__PROBLEM__
Here are some records. Copy each one exactly.

# # # # # # #

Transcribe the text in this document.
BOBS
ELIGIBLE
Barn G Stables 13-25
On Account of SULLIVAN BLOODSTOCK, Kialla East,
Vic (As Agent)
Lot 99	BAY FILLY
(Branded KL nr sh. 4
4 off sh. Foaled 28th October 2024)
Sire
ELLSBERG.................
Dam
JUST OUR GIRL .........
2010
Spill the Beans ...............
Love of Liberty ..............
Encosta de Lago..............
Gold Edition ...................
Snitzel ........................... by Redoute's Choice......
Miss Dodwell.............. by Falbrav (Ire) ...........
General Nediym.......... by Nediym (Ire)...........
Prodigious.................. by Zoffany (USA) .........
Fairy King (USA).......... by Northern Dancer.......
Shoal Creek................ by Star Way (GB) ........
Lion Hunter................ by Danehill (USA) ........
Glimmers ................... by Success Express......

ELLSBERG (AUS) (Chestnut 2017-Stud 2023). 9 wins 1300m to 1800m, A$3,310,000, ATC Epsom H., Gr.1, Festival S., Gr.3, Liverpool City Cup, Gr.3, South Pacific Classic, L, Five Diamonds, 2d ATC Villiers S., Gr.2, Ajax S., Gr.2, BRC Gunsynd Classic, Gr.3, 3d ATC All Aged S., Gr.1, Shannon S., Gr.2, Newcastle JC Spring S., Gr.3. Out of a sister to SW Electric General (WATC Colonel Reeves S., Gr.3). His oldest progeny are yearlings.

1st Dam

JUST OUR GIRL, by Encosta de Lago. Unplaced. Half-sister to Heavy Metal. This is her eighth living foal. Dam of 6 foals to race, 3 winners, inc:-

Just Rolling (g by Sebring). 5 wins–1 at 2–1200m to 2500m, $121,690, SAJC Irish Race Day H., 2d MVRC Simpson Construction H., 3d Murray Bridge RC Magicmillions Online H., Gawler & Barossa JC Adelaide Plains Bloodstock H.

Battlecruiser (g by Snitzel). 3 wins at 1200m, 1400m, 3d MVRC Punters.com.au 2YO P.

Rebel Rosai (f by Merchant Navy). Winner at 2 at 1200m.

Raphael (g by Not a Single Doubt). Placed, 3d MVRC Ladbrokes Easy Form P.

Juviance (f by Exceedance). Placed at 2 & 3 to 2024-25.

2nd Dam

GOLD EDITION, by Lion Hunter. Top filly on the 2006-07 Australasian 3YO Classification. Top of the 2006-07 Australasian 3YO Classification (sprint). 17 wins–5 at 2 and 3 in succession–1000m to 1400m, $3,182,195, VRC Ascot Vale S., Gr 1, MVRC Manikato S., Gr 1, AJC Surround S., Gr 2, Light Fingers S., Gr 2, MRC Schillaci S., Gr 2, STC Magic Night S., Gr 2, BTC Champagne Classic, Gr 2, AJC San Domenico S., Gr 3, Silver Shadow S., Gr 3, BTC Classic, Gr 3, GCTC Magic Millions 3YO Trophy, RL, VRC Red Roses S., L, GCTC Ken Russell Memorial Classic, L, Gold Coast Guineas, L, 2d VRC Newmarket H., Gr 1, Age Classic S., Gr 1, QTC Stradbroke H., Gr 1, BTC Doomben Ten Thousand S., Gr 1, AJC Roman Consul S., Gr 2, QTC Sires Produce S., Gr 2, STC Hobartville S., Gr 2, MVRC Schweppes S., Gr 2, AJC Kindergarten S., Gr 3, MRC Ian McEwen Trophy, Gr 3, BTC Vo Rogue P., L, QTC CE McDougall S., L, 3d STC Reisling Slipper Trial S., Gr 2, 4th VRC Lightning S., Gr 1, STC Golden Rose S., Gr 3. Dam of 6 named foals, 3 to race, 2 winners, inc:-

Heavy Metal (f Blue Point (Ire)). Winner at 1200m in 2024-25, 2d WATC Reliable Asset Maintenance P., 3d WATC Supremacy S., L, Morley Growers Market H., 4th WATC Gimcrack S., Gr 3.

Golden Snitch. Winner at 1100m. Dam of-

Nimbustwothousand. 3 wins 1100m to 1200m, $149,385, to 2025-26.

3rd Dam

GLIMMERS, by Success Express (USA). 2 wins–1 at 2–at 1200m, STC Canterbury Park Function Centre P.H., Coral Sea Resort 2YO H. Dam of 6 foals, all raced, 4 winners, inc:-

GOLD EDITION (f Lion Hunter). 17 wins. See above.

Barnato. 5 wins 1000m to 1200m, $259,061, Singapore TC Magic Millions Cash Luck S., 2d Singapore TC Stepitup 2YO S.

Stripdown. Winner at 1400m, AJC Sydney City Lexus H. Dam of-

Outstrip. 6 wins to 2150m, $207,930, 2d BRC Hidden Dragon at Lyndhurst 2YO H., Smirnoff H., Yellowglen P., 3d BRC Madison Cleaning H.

# # # # # # #

__OUTPUT__
Transcribe the text in this document.
BOBS
ELIGIBLE
Barn G Stables 13-25
On Account of SULLIVAN BLOODSTOCK, Kialla East,
Vic (As Agent)
Lot 99	BAY FILLY
(Branded KL nr sh. 4
4 off sh. Foaled 28th October 2024)
Sire
ELLSBERG.................
Dam
JUST OUR GIRL .........
2010
Spill the Beans ...............
Love of Liberty ..............
Encosta de Lago..............
Gold Edition ...................
Snitzel ........................... by Redoute's Choice......
Miss Dodwell.............. by Falbrav (Ire) ...........
General Nediym.......... by Nediym (Ire)...........
Prodigious.................. by Zoffany (USA) .........
Fairy King (USA).......... by Northern Dancer.......
Shoal Creek................ by Star Way (GB) ........
Lion Hunter................ by Danehill (USA) ........
Glimmers ................... by Success Express......

ELLSBERG (AUS) (Chestnut 2017-Stud 2023). 9 wins 1300m to 1800m, A$3,310,000, ATC Epsom H., Gr.1, Festival S., Gr.3, Liverpool City Cup, Gr.3, South Pacific Classic, L, Five Diamonds, 2d ATC Villiers S., Gr.2, Ajax S., Gr.2, BRC Gunsynd Classic, Gr.3, 3d ATC All Aged S., Gr.1, Shannon S., Gr.2, Newcastle JC Spring S., Gr.3. Out of a sister to SW Electric General (WATC Colonel Reeves S., Gr.3). His oldest progeny are yearlings.

1st Dam

JUST OUR GIRL, by Encosta de Lago. Unplaced. Half-sister to Heavy Metal. This is her eighth living foal. Dam of 6 foals to race, 3 winners, inc:-

Just Rolling (g by Sebring). 5 wins–1 at 2–1200m to 2500m, $121,690, SAJC Irish Race Day H., 2d MVRC Simpson Construction H., 3d Murray Bridge RC Magicmillions Online H., Gawler & Barossa JC Adelaide Plains Bloodstock H.

Battlecruiser (g by Snitzel). 3 wins at 1200m, 1400m, 3d MVRC Punters.com.au 2YO P.

Rebel Rosai (f by Merchant Navy). Winner at 2 at 1200m.

Raphael (g by Not a Single Doubt). Placed, 3d MVRC Ladbrokes Easy Form P.

Juviance (f by Exceedance). Placed at 2 & 3 to 2024-25.

2nd Dam

GOLD EDITION, by Lion Hunter. Top filly on the 2006-07 Australasian 3YO Classification. Top of the 2006-07 Australasian 3YO Classification (sprint). 17 wins–5 at 2 and 3 in succession–1000m to 1400m, $3,182,195, VRC Ascot Vale S., Gr 1, MVRC Manikato S., Gr 1, AJC Surround S., Gr 2, Light Fingers S., Gr 2, MRC Schillaci S., Gr 2, STC Magic Night S., Gr 2, BTC Champagne Classic, Gr 2, AJC San Domenico S., Gr 3, Silver Shadow S., Gr 3, BTC Classic, Gr 3, GCTC Magic Millions 3YO Trophy, RL, VRC Red Roses S., L, GCTC Ken Russell Memorial Classic, L, Gold Coast Guineas, L, 2d VRC Newmarket H., Gr 1, Age Classic S., Gr 1, QTC Stradbroke H., Gr 1, BTC Doomben Ten Thousand S., Gr 1, AJC Roman Consul S., Gr 2, QTC Sires Produce S., Gr 2, STC Hobartville S., Gr 2, MVRC Schweppes S., Gr 2, AJC Kindergarten S., Gr 3, MRC Ian McEwen Trophy, Gr 3, BTC Vo Rogue P., L, QTC CE McDougall S., L, 3d STC Reisling Slipper Trial S., Gr 2, 4th VRC Lightning S., Gr 1, STC Golden Rose S., Gr 3. Dam of 6 named foals, 3 to race, 2 winners, inc:-

Heavy Metal (f Blue Point (Ire)). Winner at 1200m in 2024-25, 2d WATC Reliable Asset Maintenance P., 3d WATC Supremacy S., L, Morley Growers Market H., 4th WATC Gimcrack S., Gr 3.

Golden Snitch. Winner at 1100m. Dam of-

Nimbustwothousand. 3 wins 1100m to 1200m, $149,385, to 2025-26.

3rd Dam

GLIMMERS, by Success Express (USA). 2 wins–1 at 2–at 1200m, STC Canterbury Park Function Centre P.H., Coral Sea Resort 2YO H. Dam of 6 foals, all raced, 4 winners, inc:-

GOLD EDITION (f Lion Hunter). 17 wins. See above.

Barnato. 5 wins 1000m to 1200m, $259,061, Singapore TC Magic Millions Cash Luck S., 2d Singapore TC Stepitup 2YO S.

Stripdown. Winner at 1400m, AJC Sydney City Lexus H. Dam of-

Outstrip. 6 wins to 2150m, $207,930, 2d BRC Hidden Dragon at Lyndhurst 2YO H., Smirnoff H., Yellowglen P., 3d BRC Madison Cleaning H.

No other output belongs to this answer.